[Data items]
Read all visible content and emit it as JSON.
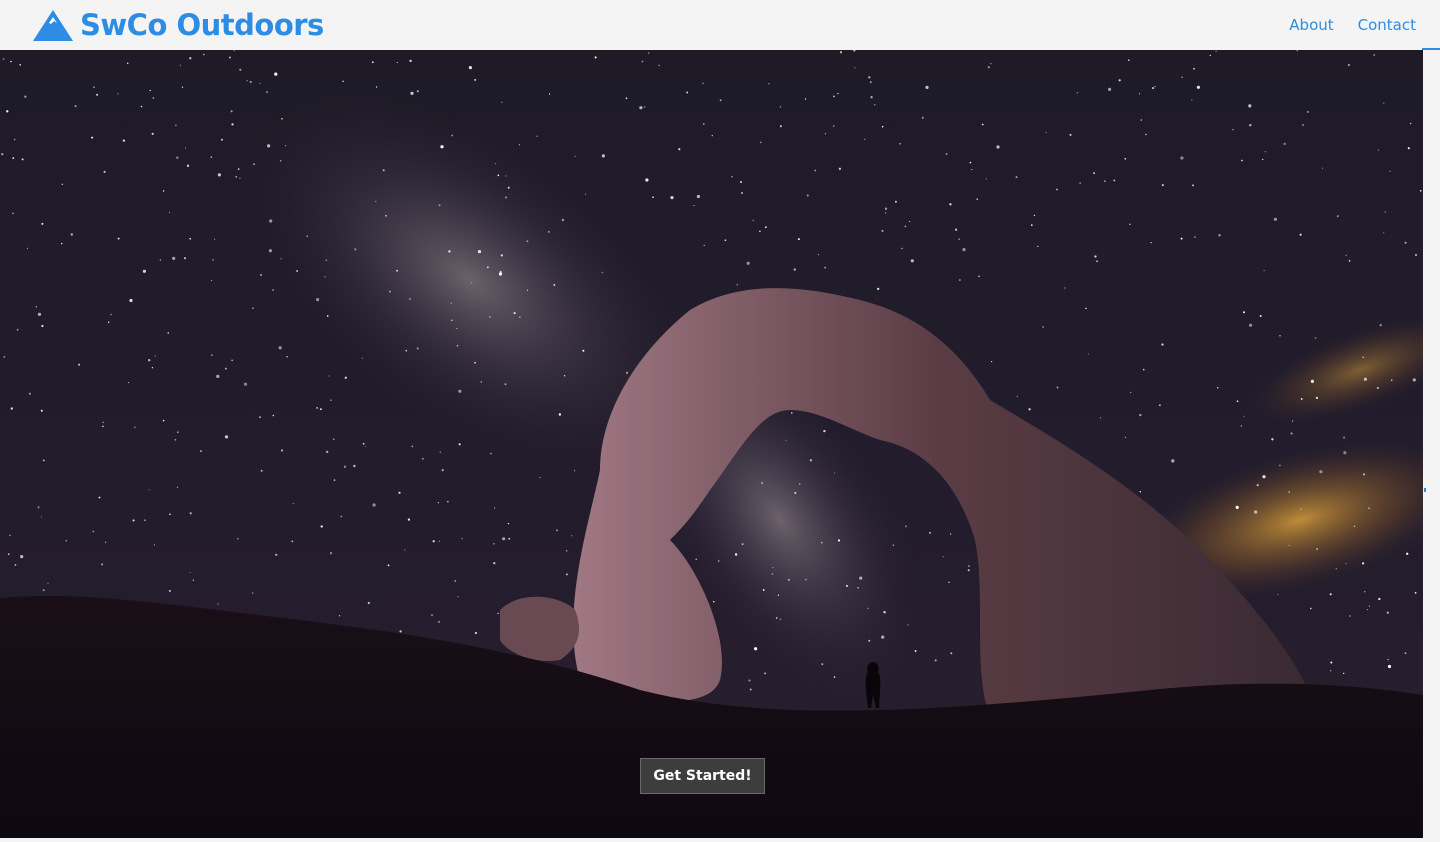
{
  "header": {
    "brand_name": "SwCo Outdoors",
    "brand_icon": "mountain-icon",
    "nav": [
      {
        "label": "About"
      },
      {
        "label": "Contact"
      }
    ]
  },
  "hero": {
    "background": "night-sky-arch-photo",
    "cta_label": "Get Started!"
  },
  "colors": {
    "brand": "#2d8ce3",
    "button_bg": "#3d3d3d",
    "page_bg": "#f4f4f4"
  }
}
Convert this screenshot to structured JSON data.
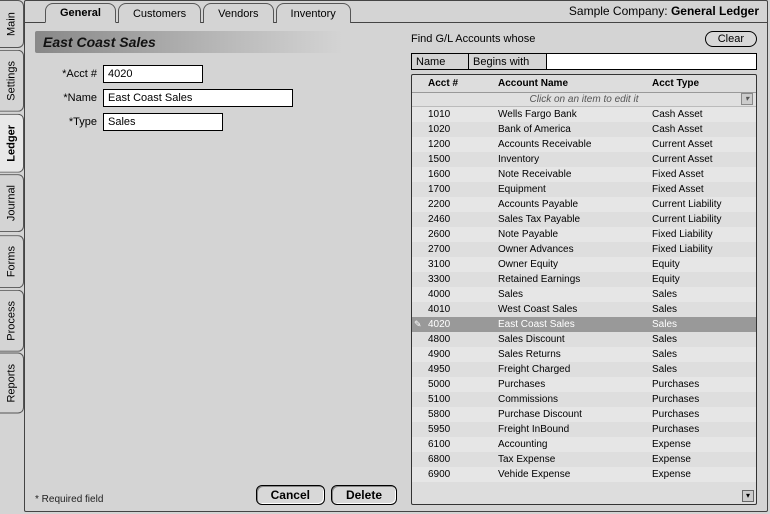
{
  "company_line": {
    "prefix": "Sample Company:",
    "module": "General Ledger"
  },
  "left_tabs": [
    "Main",
    "Settings",
    "Ledger",
    "Journal",
    "Forms",
    "Process",
    "Reports"
  ],
  "left_active": "Ledger",
  "top_tabs": [
    "General",
    "Customers",
    "Vendors",
    "Inventory"
  ],
  "top_active": "General",
  "form": {
    "title": "East Coast Sales",
    "fields": {
      "acct_label": "*Acct #",
      "acct_value": "4020",
      "name_label": "*Name",
      "name_value": "East Coast Sales",
      "type_label": "*Type",
      "type_value": "Sales"
    },
    "footnote": "* Required field",
    "cancel": "Cancel",
    "delete": "Delete"
  },
  "finder": {
    "label": "Find G/L Accounts whose",
    "clear": "Clear",
    "field": "Name",
    "op": "Begins with",
    "value": ""
  },
  "table": {
    "headers": {
      "acct": "Acct #",
      "name": "Account Name",
      "type": "Acct Type"
    },
    "hint": "Click on an item to edit it",
    "selected_acct": "4020",
    "rows": [
      {
        "acct": "1010",
        "name": "Wells Fargo Bank",
        "type": "Cash Asset"
      },
      {
        "acct": "1020",
        "name": "Bank of America",
        "type": "Cash Asset"
      },
      {
        "acct": "1200",
        "name": "Accounts Receivable",
        "type": "Current Asset"
      },
      {
        "acct": "1500",
        "name": "Inventory",
        "type": "Current Asset"
      },
      {
        "acct": "1600",
        "name": "Note Receivable",
        "type": "Fixed Asset"
      },
      {
        "acct": "1700",
        "name": "Equipment",
        "type": "Fixed Asset"
      },
      {
        "acct": "2200",
        "name": "Accounts Payable",
        "type": "Current Liability"
      },
      {
        "acct": "2460",
        "name": "Sales Tax Payable",
        "type": "Current Liability"
      },
      {
        "acct": "2600",
        "name": "Note Payable",
        "type": "Fixed Liability"
      },
      {
        "acct": "2700",
        "name": "Owner Advances",
        "type": "Fixed Liability"
      },
      {
        "acct": "3100",
        "name": "Owner Equity",
        "type": "Equity"
      },
      {
        "acct": "3300",
        "name": "Retained Earnings",
        "type": "Equity"
      },
      {
        "acct": "4000",
        "name": "Sales",
        "type": "Sales"
      },
      {
        "acct": "4010",
        "name": "West Coast Sales",
        "type": "Sales"
      },
      {
        "acct": "4020",
        "name": "East Coast Sales",
        "type": "Sales"
      },
      {
        "acct": "4800",
        "name": "Sales Discount",
        "type": "Sales"
      },
      {
        "acct": "4900",
        "name": "Sales Returns",
        "type": "Sales"
      },
      {
        "acct": "4950",
        "name": "Freight Charged",
        "type": "Sales"
      },
      {
        "acct": "5000",
        "name": "Purchases",
        "type": "Purchases"
      },
      {
        "acct": "5100",
        "name": "Commissions",
        "type": "Purchases"
      },
      {
        "acct": "5800",
        "name": "Purchase Discount",
        "type": "Purchases"
      },
      {
        "acct": "5950",
        "name": "Freight InBound",
        "type": "Purchases"
      },
      {
        "acct": "6100",
        "name": "Accounting",
        "type": "Expense"
      },
      {
        "acct": "6800",
        "name": "Tax Expense",
        "type": "Expense"
      },
      {
        "acct": "6900",
        "name": "Vehide Expense",
        "type": "Expense"
      }
    ]
  }
}
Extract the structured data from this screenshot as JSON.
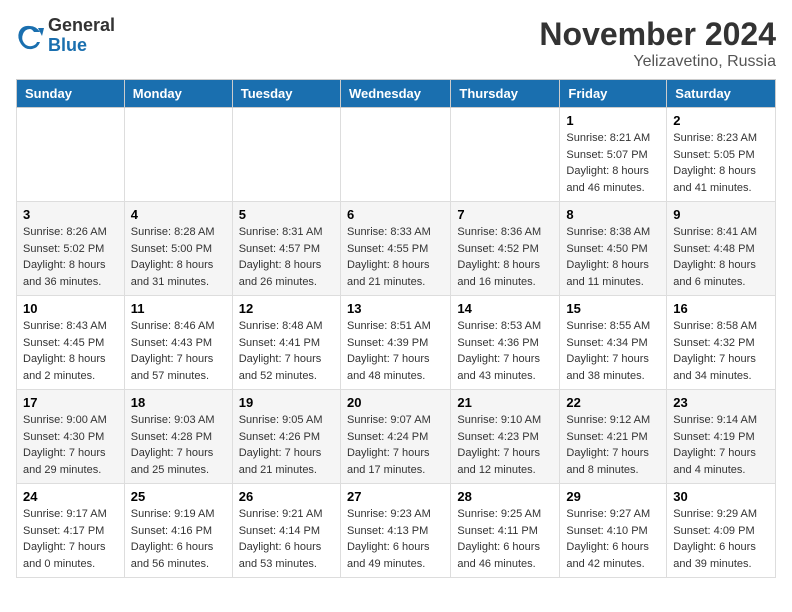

WHAT YOU NEED TO DO :: Search the entries for the word "Ledger" and pick out every line that holds it.

CORRECT ANSWER ::
    "module": "General Ledger"
    "Ledger",
  "left_active": "Ledger",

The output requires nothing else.